Stored data entries
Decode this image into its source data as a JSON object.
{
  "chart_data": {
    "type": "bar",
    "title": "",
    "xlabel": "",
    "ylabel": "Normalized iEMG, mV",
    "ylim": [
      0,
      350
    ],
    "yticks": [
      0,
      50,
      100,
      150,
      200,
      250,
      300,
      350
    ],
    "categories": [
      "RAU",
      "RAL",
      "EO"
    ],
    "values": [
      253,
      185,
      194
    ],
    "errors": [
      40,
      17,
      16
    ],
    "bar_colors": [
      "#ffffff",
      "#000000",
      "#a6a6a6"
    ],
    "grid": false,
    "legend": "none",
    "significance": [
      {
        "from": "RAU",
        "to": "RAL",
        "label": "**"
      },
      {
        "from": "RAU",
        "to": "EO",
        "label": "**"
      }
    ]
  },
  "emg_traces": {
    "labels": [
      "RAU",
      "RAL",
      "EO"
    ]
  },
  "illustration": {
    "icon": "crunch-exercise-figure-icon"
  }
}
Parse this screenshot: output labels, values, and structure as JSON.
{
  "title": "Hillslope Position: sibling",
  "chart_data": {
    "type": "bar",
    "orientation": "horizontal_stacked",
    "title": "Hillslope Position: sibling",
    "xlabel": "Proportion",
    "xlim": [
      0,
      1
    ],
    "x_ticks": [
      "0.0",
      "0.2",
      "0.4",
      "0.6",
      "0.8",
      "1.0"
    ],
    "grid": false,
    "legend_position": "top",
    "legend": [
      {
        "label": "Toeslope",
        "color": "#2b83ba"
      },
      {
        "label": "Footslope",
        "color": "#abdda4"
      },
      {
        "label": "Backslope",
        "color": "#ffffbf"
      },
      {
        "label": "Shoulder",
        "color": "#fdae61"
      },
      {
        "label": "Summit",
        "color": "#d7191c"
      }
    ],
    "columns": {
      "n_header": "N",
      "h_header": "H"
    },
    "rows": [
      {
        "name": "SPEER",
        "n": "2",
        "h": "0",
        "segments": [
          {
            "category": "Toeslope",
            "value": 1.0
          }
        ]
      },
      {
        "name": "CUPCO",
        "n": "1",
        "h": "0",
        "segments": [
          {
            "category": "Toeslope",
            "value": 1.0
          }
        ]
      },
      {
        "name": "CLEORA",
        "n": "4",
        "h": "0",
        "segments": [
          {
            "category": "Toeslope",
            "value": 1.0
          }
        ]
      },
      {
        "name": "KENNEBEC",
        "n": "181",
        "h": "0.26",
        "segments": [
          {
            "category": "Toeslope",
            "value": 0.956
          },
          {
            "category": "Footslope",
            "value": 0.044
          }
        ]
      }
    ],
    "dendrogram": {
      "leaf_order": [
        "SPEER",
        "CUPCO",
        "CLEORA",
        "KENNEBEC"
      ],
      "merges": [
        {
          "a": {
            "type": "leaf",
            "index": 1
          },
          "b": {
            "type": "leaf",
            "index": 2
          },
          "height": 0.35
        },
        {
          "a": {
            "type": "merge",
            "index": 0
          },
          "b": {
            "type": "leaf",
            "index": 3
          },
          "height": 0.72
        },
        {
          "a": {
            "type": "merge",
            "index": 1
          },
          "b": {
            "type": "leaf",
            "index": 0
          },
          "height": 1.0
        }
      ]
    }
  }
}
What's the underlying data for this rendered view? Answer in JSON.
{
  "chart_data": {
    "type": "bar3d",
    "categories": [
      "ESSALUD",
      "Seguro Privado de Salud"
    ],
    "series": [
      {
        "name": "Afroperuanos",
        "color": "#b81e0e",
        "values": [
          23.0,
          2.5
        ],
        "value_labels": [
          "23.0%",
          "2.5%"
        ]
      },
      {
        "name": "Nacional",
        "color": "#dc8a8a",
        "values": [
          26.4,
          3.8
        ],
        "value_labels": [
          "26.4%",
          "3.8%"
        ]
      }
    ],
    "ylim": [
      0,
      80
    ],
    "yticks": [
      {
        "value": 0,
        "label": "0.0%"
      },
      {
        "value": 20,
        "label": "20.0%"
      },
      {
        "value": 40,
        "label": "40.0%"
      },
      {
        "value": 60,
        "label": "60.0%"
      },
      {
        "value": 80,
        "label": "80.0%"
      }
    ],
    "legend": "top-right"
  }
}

-- Task description --
All of the data above should be transcribed exactly.

-- Solution for this task --
Decode this image into its source data as a JSON object.
{
  "chart_data": {
    "type": "bar",
    "title": "",
    "xlabel": "",
    "ylabel": "Normalized iEMG, mV",
    "ylim": [
      0,
      350
    ],
    "yticks": [
      0,
      50,
      100,
      150,
      200,
      250,
      300,
      350
    ],
    "categories": [
      "RAU",
      "RAL",
      "EO"
    ],
    "values": [
      253,
      185,
      194
    ],
    "errors": [
      40,
      17,
      16
    ],
    "bar_colors": [
      "#ffffff",
      "#000000",
      "#a6a6a6"
    ],
    "grid": false,
    "legend": "none",
    "significance": [
      {
        "from": "RAU",
        "to": "RAL",
        "label": "**"
      },
      {
        "from": "RAU",
        "to": "EO",
        "label": "**"
      }
    ]
  },
  "emg_traces": {
    "labels": [
      "RAU",
      "RAL",
      "EO"
    ]
  },
  "illustration": {
    "icon": "crunch-exercise-figure-icon"
  }
}
Parse this screenshot: output labels, values, and structure as JSON.
{
  "title": "Hillslope Position: sibling",
  "chart_data": {
    "type": "bar",
    "orientation": "horizontal_stacked",
    "title": "Hillslope Position: sibling",
    "xlabel": "Proportion",
    "xlim": [
      0,
      1
    ],
    "x_ticks": [
      "0.0",
      "0.2",
      "0.4",
      "0.6",
      "0.8",
      "1.0"
    ],
    "grid": false,
    "legend_position": "top",
    "legend": [
      {
        "label": "Toeslope",
        "color": "#2b83ba"
      },
      {
        "label": "Footslope",
        "color": "#abdda4"
      },
      {
        "label": "Backslope",
        "color": "#ffffbf"
      },
      {
        "label": "Shoulder",
        "color": "#fdae61"
      },
      {
        "label": "Summit",
        "color": "#d7191c"
      }
    ],
    "columns": {
      "n_header": "N",
      "h_header": "H"
    },
    "rows": [
      {
        "name": "SPEER",
        "n": "2",
        "h": "0",
        "segments": [
          {
            "category": "Toeslope",
            "value": 1.0
          }
        ]
      },
      {
        "name": "CUPCO",
        "n": "1",
        "h": "0",
        "segments": [
          {
            "category": "Toeslope",
            "value": 1.0
          }
        ]
      },
      {
        "name": "CLEORA",
        "n": "4",
        "h": "0",
        "segments": [
          {
            "category": "Toeslope",
            "value": 1.0
          }
        ]
      },
      {
        "name": "KENNEBEC",
        "n": "181",
        "h": "0.26",
        "segments": [
          {
            "category": "Toeslope",
            "value": 0.956
          },
          {
            "category": "Footslope",
            "value": 0.044
          }
        ]
      }
    ],
    "dendrogram": {
      "leaf_order": [
        "SPEER",
        "CUPCO",
        "CLEORA",
        "KENNEBEC"
      ],
      "merges": [
        {
          "a": {
            "type": "leaf",
            "index": 1
          },
          "b": {
            "type": "leaf",
            "index": 2
          },
          "height": 0.35
        },
        {
          "a": {
            "type": "merge",
            "index": 0
          },
          "b": {
            "type": "leaf",
            "index": 3
          },
          "height": 0.72
        },
        {
          "a": {
            "type": "merge",
            "index": 1
          },
          "b": {
            "type": "leaf",
            "index": 0
          },
          "height": 1.0
        }
      ]
    }
  }
}
What's the underlying data for this rendered view? Answer in JSON.
{
  "chart_data": {
    "type": "bar3d",
    "categories": [
      "ESSALUD",
      "Seguro Privado de Salud"
    ],
    "series": [
      {
        "name": "Afroperuanos",
        "color": "#b81e0e",
        "values": [
          23.0,
          2.5
        ],
        "value_labels": [
          "23.0%",
          "2.5%"
        ]
      },
      {
        "name": "Nacional",
        "color": "#dc8a8a",
        "values": [
          26.4,
          3.8
        ],
        "value_labels": [
          "26.4%",
          "3.8%"
        ]
      }
    ],
    "ylim": [
      0,
      80
    ],
    "yticks": [
      {
        "value": 0,
        "label": "0.0%"
      },
      {
        "value": 20,
        "label": "20.0%"
      },
      {
        "value": 40,
        "label": "40.0%"
      },
      {
        "value": 60,
        "label": "60.0%"
      },
      {
        "value": 80,
        "label": "80.0%"
      }
    ],
    "legend": "top-right"
  }
}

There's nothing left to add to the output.